Records from a dataset:

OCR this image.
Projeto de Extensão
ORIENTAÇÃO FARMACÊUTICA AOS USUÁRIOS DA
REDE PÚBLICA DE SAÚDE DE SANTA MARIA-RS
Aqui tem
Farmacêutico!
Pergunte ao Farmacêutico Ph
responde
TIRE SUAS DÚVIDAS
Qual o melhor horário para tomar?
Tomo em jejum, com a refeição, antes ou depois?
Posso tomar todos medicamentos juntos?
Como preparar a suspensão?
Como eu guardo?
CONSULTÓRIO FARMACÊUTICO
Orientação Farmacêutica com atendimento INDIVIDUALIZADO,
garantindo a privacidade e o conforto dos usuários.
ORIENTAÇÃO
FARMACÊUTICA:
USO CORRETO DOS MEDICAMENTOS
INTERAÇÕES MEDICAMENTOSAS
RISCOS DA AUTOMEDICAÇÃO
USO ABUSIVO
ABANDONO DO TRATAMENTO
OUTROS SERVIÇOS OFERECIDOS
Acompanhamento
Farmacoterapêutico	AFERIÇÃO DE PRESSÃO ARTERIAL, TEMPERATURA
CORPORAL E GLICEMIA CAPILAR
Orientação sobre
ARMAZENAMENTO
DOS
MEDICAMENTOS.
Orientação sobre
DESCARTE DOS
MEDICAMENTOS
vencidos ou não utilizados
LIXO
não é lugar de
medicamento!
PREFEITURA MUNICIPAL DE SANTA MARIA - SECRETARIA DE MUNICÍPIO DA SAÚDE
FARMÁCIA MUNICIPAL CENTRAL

Stated task:
Scan the listing above. Gather each line that contains the word "Como".

Solution to the problem:
Como preparar a suspensão?
Como eu guardo?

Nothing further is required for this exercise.